Consigne: Recopiez à l'identique le passage de l'article ci-dessous sur la position du Brussels face à la réforme du championnat, depuis « Le Brussels contraire » jusqu'à « commercial, Gino Gylain. ».

Texte support:
══════════

Le Brussels contraire à la réforme
Le Brussels n'était pas demandeur d'une réforme du championnat de division 1. C'est ce qu'a indiqué son directeur commercial, Gino Gylain.
"C'était avant tout Anderlecht et le Standard, le FC Bruges, dans une moindre mesure, qui en étaient les partisans. Nous étions face à un mur et il fallait quand même aller de l'avant. S'il y avait eu 12 votes sur 18 en faveur de la réforme, elle aurait quand même eu lieu. Et s'il n'y avait pas eu 12 voix c'était la crise" a indiqué Gylain. L'accord de la Ligue Pro permet donc aux clubs de ne pas se présenter en ordre dispersé au moment d'évoquer la question des droits de télévision. "Le nouveau contrat télé doit être finalisé avant fin mai", poursuit Gylain. "Les premiers contacts ont déjà eu lieu et ont laissé apparaître que les télévisions exigeaient une proposition commune des clubs (pas de négociation club par club) et un changement de la compétition. Pas nécessairement la réforme à 16 clubs, mais des modifications et notamment la possibilité de jouer durant les fêtes de fin d'année, comme c'est le cas en Angleterre." Le contrat actuel est de l'ordre de 36 millions d'euros. "La Ligue espère bien gagner davantage que les 36 millions d'euros de l'actuel contrat, ou en tout cas au minimum autant. Si tel n'était pas le cas, la réforme n'aurait tout simplement pas lieu puisque nous n'aurions pas l'argent pour la réaliser", précise Gylain.

══════════

Enregistrements extraits:
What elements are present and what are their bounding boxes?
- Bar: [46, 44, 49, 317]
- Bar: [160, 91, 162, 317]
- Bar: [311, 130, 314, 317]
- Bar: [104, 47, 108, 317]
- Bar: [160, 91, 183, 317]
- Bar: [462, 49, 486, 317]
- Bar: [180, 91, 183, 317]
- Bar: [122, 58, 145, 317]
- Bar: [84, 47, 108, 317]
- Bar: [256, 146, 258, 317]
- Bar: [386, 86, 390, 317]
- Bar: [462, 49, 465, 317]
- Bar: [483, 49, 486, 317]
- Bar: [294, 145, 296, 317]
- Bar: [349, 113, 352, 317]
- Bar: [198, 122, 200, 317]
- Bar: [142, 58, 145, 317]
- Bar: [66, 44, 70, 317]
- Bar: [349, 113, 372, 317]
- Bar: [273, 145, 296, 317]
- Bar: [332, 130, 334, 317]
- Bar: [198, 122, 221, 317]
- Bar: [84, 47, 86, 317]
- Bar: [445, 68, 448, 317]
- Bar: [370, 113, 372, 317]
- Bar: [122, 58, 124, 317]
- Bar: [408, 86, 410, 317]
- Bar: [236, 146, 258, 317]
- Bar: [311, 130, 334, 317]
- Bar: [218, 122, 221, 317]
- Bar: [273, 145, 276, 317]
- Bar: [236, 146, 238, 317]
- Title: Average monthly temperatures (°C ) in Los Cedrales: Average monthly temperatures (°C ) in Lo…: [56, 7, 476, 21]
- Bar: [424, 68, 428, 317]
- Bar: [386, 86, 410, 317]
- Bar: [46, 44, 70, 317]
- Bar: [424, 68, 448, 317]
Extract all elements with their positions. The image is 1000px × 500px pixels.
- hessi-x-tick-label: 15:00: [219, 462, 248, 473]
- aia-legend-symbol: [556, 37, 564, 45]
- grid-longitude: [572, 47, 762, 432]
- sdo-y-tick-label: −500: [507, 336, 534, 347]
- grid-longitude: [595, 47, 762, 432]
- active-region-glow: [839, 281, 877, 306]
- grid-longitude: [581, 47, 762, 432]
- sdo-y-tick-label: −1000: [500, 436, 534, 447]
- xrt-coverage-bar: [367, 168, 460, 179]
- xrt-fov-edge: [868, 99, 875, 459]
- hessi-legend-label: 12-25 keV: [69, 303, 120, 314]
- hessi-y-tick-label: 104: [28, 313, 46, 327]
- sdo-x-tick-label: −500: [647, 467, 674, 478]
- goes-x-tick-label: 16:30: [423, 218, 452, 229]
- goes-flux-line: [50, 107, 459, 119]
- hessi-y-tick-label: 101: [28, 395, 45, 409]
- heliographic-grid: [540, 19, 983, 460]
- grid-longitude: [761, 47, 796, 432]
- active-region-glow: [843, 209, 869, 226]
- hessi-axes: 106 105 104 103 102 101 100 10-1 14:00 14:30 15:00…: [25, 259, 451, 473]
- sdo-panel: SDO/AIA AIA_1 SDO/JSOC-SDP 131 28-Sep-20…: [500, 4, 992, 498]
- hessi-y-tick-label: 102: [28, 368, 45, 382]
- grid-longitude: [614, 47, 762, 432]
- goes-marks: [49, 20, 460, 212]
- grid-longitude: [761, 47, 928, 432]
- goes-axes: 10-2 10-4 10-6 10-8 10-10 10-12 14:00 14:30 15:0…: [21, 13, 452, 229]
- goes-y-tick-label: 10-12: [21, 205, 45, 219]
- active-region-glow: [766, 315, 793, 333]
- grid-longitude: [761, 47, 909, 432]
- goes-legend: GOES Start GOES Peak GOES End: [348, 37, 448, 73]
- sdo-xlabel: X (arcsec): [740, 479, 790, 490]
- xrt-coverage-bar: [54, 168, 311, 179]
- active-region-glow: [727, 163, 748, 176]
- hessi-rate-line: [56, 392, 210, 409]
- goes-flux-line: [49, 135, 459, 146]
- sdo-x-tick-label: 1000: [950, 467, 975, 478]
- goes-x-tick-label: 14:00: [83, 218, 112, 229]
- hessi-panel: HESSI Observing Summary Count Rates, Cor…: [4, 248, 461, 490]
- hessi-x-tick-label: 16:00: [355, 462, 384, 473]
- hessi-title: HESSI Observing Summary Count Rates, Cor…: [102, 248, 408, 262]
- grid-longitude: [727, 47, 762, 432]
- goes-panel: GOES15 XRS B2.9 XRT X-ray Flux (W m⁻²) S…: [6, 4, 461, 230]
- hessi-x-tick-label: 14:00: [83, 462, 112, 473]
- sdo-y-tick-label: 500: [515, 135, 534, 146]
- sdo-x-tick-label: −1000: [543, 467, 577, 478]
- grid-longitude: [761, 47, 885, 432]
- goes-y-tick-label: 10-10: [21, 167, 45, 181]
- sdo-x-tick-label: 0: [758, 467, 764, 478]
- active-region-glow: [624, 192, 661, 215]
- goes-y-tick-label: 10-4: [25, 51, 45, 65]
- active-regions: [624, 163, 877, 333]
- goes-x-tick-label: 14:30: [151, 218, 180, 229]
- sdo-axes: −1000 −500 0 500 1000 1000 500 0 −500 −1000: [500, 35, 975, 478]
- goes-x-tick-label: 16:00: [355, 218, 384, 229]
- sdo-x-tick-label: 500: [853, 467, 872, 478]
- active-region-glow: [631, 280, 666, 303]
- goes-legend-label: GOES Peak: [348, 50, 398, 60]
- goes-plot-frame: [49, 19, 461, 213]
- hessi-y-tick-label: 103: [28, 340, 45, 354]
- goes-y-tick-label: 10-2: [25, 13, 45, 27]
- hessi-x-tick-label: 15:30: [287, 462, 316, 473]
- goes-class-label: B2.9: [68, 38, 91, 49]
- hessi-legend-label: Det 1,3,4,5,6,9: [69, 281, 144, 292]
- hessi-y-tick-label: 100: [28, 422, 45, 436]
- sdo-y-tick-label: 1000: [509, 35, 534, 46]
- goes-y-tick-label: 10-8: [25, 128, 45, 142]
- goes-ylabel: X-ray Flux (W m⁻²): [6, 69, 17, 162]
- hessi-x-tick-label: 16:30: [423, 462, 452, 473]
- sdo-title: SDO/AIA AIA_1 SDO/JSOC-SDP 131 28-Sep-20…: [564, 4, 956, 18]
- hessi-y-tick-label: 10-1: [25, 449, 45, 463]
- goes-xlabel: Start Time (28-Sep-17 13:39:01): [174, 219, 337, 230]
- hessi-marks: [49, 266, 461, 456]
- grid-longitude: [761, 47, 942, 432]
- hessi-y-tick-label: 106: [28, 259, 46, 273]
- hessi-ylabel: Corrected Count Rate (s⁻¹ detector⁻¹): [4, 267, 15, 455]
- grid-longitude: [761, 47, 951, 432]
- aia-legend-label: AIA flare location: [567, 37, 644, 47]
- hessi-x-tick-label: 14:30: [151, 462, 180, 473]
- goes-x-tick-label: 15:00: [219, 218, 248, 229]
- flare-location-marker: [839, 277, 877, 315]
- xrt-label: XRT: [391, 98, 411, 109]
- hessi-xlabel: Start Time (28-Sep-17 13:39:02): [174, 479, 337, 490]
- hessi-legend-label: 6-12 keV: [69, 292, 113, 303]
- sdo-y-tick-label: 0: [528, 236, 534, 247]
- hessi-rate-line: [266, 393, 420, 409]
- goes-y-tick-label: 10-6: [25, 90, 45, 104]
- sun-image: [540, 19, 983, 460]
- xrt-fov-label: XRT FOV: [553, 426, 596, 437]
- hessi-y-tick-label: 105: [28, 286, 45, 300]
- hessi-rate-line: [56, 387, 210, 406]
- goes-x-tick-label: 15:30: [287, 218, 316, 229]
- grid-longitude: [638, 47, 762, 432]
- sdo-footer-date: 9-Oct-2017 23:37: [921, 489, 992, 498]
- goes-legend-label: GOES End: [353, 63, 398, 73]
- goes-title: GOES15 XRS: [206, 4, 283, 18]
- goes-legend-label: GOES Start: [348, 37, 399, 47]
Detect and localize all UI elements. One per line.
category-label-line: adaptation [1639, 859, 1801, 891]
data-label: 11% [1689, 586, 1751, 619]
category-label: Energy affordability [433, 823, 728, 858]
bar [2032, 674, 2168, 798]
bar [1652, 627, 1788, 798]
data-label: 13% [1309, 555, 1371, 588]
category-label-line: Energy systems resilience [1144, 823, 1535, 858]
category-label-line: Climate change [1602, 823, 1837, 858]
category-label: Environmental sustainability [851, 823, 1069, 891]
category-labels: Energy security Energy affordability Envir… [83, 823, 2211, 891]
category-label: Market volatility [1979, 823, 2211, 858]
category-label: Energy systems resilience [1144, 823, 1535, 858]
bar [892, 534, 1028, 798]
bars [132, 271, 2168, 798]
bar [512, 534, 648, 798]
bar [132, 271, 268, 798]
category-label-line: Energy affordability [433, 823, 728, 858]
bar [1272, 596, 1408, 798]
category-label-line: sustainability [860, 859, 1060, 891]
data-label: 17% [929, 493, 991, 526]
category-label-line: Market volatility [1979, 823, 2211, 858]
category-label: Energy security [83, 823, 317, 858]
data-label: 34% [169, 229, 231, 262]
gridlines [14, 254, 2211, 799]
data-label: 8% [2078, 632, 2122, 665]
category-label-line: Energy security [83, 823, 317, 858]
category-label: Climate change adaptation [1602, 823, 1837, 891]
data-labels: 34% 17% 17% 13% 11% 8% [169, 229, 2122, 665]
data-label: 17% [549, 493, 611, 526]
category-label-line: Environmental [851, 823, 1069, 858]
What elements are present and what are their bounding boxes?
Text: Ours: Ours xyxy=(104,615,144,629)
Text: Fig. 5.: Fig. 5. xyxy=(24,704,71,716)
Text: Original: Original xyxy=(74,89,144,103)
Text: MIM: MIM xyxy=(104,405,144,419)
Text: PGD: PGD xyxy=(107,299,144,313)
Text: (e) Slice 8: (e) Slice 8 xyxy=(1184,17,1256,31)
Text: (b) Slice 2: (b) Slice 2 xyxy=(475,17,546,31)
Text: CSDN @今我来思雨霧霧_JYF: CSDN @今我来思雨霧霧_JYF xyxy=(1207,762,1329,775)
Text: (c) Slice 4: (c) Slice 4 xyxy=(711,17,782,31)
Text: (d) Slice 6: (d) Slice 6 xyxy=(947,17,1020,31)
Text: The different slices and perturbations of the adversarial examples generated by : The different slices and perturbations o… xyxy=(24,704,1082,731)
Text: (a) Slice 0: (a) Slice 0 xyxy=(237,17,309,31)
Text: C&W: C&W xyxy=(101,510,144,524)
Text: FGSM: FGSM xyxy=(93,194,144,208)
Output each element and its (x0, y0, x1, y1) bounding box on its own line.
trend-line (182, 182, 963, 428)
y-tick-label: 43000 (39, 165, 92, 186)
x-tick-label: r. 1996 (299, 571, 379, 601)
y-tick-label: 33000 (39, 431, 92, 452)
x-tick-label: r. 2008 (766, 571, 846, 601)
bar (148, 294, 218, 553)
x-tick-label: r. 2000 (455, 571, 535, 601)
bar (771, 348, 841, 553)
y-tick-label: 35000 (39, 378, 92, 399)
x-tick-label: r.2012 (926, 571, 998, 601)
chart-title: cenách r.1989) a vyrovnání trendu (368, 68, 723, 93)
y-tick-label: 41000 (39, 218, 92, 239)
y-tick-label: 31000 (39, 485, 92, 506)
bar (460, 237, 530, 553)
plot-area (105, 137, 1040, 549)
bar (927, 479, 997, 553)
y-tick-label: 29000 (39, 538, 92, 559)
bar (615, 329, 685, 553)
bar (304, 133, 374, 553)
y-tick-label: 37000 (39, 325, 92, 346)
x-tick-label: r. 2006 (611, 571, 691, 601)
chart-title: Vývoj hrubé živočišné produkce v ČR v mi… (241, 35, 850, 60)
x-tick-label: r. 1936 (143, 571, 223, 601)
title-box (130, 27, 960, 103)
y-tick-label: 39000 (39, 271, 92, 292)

══════════

Solution rédigée:
Le Brussels contraire à la réforme
Le Brussels n'était pas demandeur d'une réforme du championnat de division 1. C'est ce qu'a indiqué son directeur commercial, Gino Gylain.